Keep only the lines of the data below that contain "name", and copy them.

** begin Exercise input **

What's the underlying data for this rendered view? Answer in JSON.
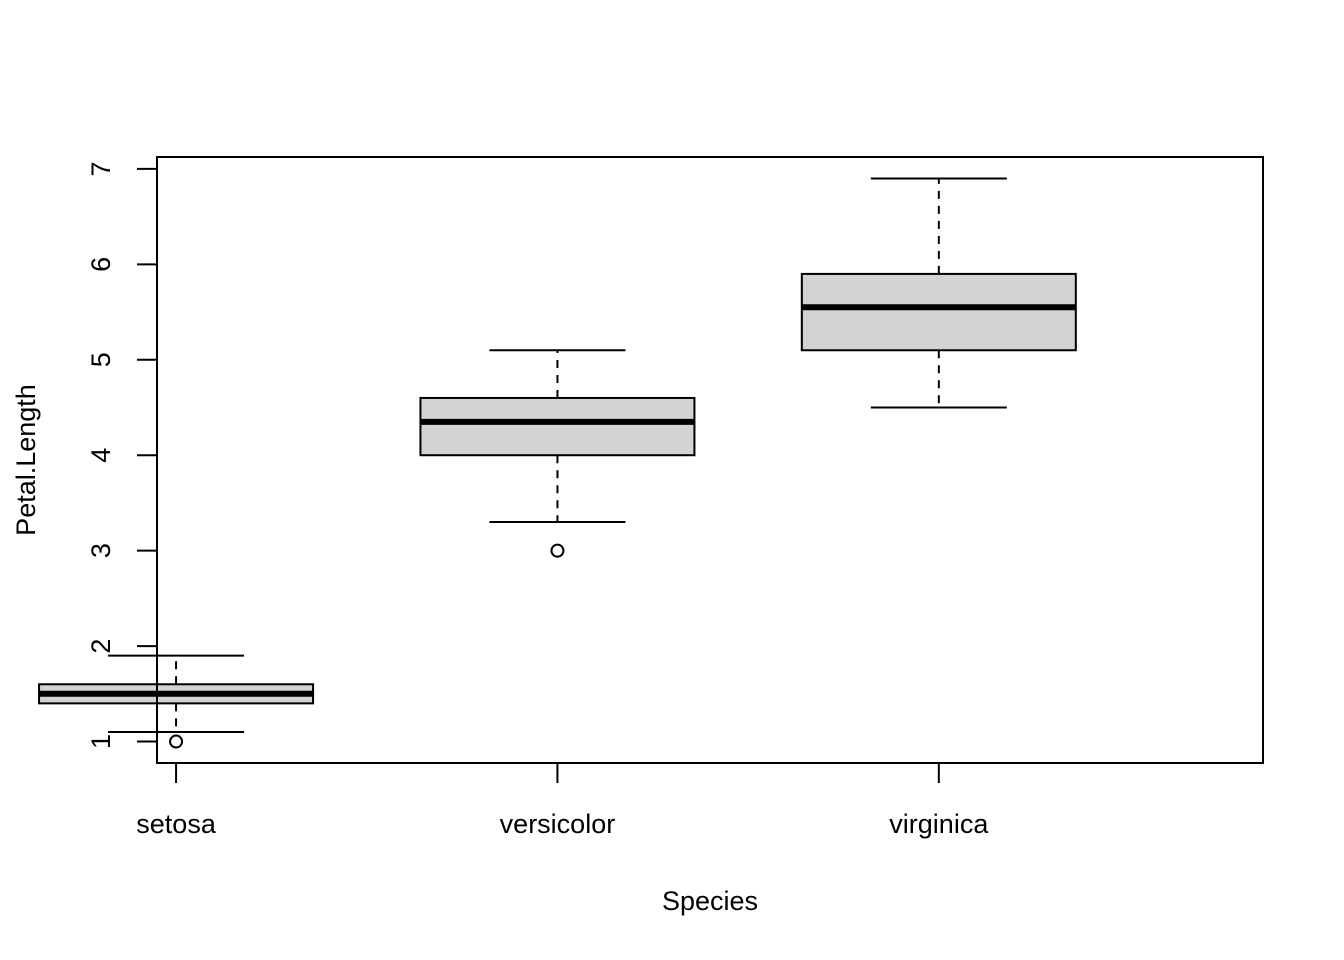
{
  "chart_data": {
    "type": "boxplot",
    "title": "",
    "xlabel": "Species",
    "ylabel": "Petal.Length",
    "categories": [
      "setosa",
      "versicolor",
      "virginica"
    ],
    "ylim": [
      0.775,
      7.125
    ],
    "yticks": [
      "1",
      "2",
      "3",
      "4",
      "5",
      "6",
      "7"
    ],
    "grid": false,
    "legend": "none",
    "boxes": [
      {
        "name": "setosa",
        "whisker_low": 1.1,
        "q1": 1.4,
        "median": 1.5,
        "q3": 1.6,
        "whisker_high": 1.9,
        "outliers": [
          1.0
        ]
      },
      {
        "name": "versicolor",
        "whisker_low": 3.3,
        "q1": 4.0,
        "median": 4.35,
        "q3": 4.6,
        "whisker_high": 5.1,
        "outliers": [
          3.0
        ]
      },
      {
        "name": "virginica",
        "whisker_low": 4.5,
        "q1": 5.1,
        "median": 5.55,
        "q3": 5.9,
        "whisker_high": 6.9,
        "outliers": []
      }
    ]
  },
  "colors": {
    "box_fill": "#d3d3d3",
    "stroke": "#000000",
    "background": "#ffffff"
  }
}
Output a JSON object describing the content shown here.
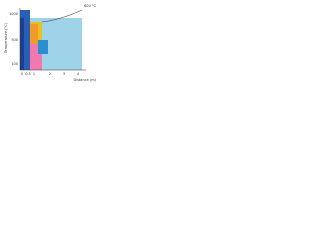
{
  "y_axis": {
    "label": "Temperature (°C)",
    "ticks": [
      "1000",
      "500",
      "100"
    ]
  },
  "x_axis": {
    "label": "Distance (m)",
    "ticks": [
      "0",
      "0.5",
      "1",
      "2",
      "3",
      "4"
    ]
  },
  "legend": "600 °C"
}
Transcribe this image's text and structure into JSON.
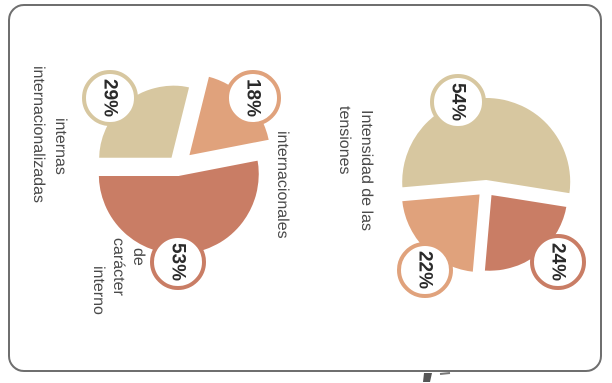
{
  "chart_data": [
    {
      "type": "pie",
      "title": "",
      "slices": [
        {
          "label": "internas internacionalizadas",
          "value": 29,
          "value_label": "29%",
          "color": "#d7c7a0"
        },
        {
          "label": "internacionales",
          "value": 18,
          "value_label": "18%",
          "color": "#e0a27c"
        },
        {
          "label": "de carácter interno",
          "value": 53,
          "value_label": "53%",
          "color": "#c97d65"
        }
      ],
      "legend": "labels beside slices",
      "grid": false
    },
    {
      "type": "pie",
      "title": "Intensidad de las tensiones",
      "slices": [
        {
          "label": "",
          "value": 54,
          "value_label": "54%",
          "color": "#d7c7a0"
        },
        {
          "label": "",
          "value": 24,
          "value_label": "24%",
          "color": "#c97d65"
        },
        {
          "label": "",
          "value": 22,
          "value_label": "22%",
          "color": "#e0a27c"
        }
      ],
      "legend": "none",
      "grid": false
    }
  ],
  "colors": {
    "border": "#6f6f6f",
    "text": "#4a4a4a",
    "value_text": "#2b2b2b",
    "badge_fill": "#ffffff"
  }
}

** end Exercise input **

Expected answer:
        "name": "setosa",
        "name": "versicolor",
        "name": "virginica",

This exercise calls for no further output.